#### What to produce:
What follows is a listing to be transcribed exactly.
------------------------------------------------
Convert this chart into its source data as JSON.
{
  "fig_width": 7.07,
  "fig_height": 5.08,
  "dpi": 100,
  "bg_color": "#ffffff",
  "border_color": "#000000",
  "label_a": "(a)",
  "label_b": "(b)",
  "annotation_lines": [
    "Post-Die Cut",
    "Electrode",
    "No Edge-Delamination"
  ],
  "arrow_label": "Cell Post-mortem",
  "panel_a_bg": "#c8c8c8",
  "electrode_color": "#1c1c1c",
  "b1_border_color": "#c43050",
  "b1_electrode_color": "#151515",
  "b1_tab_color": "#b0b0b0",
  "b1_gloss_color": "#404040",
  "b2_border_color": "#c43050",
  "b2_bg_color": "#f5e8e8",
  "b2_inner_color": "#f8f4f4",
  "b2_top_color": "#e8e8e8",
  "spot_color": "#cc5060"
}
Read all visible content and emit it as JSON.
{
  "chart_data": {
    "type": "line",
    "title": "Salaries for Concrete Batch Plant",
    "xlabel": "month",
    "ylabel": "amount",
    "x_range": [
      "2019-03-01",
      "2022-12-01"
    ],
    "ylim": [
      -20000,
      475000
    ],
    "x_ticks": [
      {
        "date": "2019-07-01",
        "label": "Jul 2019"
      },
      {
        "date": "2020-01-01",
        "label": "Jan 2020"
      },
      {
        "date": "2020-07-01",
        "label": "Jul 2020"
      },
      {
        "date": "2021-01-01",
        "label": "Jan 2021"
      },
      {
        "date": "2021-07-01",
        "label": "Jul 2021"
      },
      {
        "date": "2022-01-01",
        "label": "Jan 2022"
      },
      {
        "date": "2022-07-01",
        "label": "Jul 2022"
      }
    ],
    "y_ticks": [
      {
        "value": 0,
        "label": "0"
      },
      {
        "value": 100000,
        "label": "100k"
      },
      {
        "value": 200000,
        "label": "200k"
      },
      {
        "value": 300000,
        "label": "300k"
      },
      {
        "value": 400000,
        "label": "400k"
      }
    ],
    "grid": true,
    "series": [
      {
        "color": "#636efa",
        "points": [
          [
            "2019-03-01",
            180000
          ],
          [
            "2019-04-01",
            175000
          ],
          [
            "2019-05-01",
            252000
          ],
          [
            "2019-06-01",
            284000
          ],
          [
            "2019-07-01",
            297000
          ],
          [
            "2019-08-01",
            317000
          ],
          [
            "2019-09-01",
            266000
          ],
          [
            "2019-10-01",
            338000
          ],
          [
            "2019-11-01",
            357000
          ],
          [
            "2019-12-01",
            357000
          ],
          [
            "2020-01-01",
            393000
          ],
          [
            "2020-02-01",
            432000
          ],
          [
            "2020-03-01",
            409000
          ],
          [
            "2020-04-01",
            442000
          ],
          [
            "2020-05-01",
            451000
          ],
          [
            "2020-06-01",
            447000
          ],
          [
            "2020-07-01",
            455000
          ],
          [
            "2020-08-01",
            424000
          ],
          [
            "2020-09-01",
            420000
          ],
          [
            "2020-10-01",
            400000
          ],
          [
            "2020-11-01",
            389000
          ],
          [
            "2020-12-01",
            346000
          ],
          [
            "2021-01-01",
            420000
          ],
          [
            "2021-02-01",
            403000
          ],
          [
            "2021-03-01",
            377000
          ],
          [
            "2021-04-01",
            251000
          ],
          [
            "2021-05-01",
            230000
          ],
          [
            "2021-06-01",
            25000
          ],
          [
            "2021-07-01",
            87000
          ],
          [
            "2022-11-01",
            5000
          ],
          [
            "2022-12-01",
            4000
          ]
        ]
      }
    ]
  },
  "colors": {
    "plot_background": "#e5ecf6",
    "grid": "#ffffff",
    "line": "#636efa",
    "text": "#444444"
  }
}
------------------------------------------------
#### Right answer:
Convert this chart into its source data as JSON.
{
  "fig_width": 7.07,
  "fig_height": 5.08,
  "dpi": 100,
  "bg_color": "#ffffff",
  "border_color": "#000000",
  "label_a": "(a)",
  "label_b": "(b)",
  "annotation_lines": [
    "Post-Die Cut",
    "Electrode",
    "No Edge-Delamination"
  ],
  "arrow_label": "Cell Post-mortem",
  "panel_a_bg": "#c8c8c8",
  "electrode_color": "#1c1c1c",
  "b1_border_color": "#c43050",
  "b1_electrode_color": "#151515",
  "b1_tab_color": "#b0b0b0",
  "b1_gloss_color": "#404040",
  "b2_border_color": "#c43050",
  "b2_bg_color": "#f5e8e8",
  "b2_inner_color": "#f8f4f4",
  "b2_top_color": "#e8e8e8",
  "spot_color": "#cc5060"
}
Read all visible content and emit it as JSON.
{
  "chart_data": {
    "type": "line",
    "title": "Salaries for Concrete Batch Plant",
    "xlabel": "month",
    "ylabel": "amount",
    "x_range": [
      "2019-03-01",
      "2022-12-01"
    ],
    "ylim": [
      -20000,
      475000
    ],
    "x_ticks": [
      {
        "date": "2019-07-01",
        "label": "Jul 2019"
      },
      {
        "date": "2020-01-01",
        "label": "Jan 2020"
      },
      {
        "date": "2020-07-01",
        "label": "Jul 2020"
      },
      {
        "date": "2021-01-01",
        "label": "Jan 2021"
      },
      {
        "date": "2021-07-01",
        "label": "Jul 2021"
      },
      {
        "date": "2022-01-01",
        "label": "Jan 2022"
      },
      {
        "date": "2022-07-01",
        "label": "Jul 2022"
      }
    ],
    "y_ticks": [
      {
        "value": 0,
        "label": "0"
      },
      {
        "value": 100000,
        "label": "100k"
      },
      {
        "value": 200000,
        "label": "200k"
      },
      {
        "value": 300000,
        "label": "300k"
      },
      {
        "value": 400000,
        "label": "400k"
      }
    ],
    "grid": true,
    "series": [
      {
        "color": "#636efa",
        "points": [
          [
            "2019-03-01",
            180000
          ],
          [
            "2019-04-01",
            175000
          ],
          [
            "2019-05-01",
            252000
          ],
          [
            "2019-06-01",
            284000
          ],
          [
            "2019-07-01",
            297000
          ],
          [
            "2019-08-01",
            317000
          ],
          [
            "2019-09-01",
            266000
          ],
          [
            "2019-10-01",
            338000
          ],
          [
            "2019-11-01",
            357000
          ],
          [
            "2019-12-01",
            357000
          ],
          [
            "2020-01-01",
            393000
          ],
          [
            "2020-02-01",
            432000
          ],
          [
            "2020-03-01",
            409000
          ],
          [
            "2020-04-01",
            442000
          ],
          [
            "2020-05-01",
            451000
          ],
          [
            "2020-06-01",
            447000
          ],
          [
            "2020-07-01",
            455000
          ],
          [
            "2020-08-01",
            424000
          ],
          [
            "2020-09-01",
            420000
          ],
          [
            "2020-10-01",
            400000
          ],
          [
            "2020-11-01",
            389000
          ],
          [
            "2020-12-01",
            346000
          ],
          [
            "2021-01-01",
            420000
          ],
          [
            "2021-02-01",
            403000
          ],
          [
            "2021-03-01",
            377000
          ],
          [
            "2021-04-01",
            251000
          ],
          [
            "2021-05-01",
            230000
          ],
          [
            "2021-06-01",
            25000
          ],
          [
            "2021-07-01",
            87000
          ],
          [
            "2022-11-01",
            5000
          ],
          [
            "2022-12-01",
            4000
          ]
        ]
      }
    ]
  },
  "colors": {
    "plot_background": "#e5ecf6",
    "grid": "#ffffff",
    "line": "#636efa",
    "text": "#444444"
  }
}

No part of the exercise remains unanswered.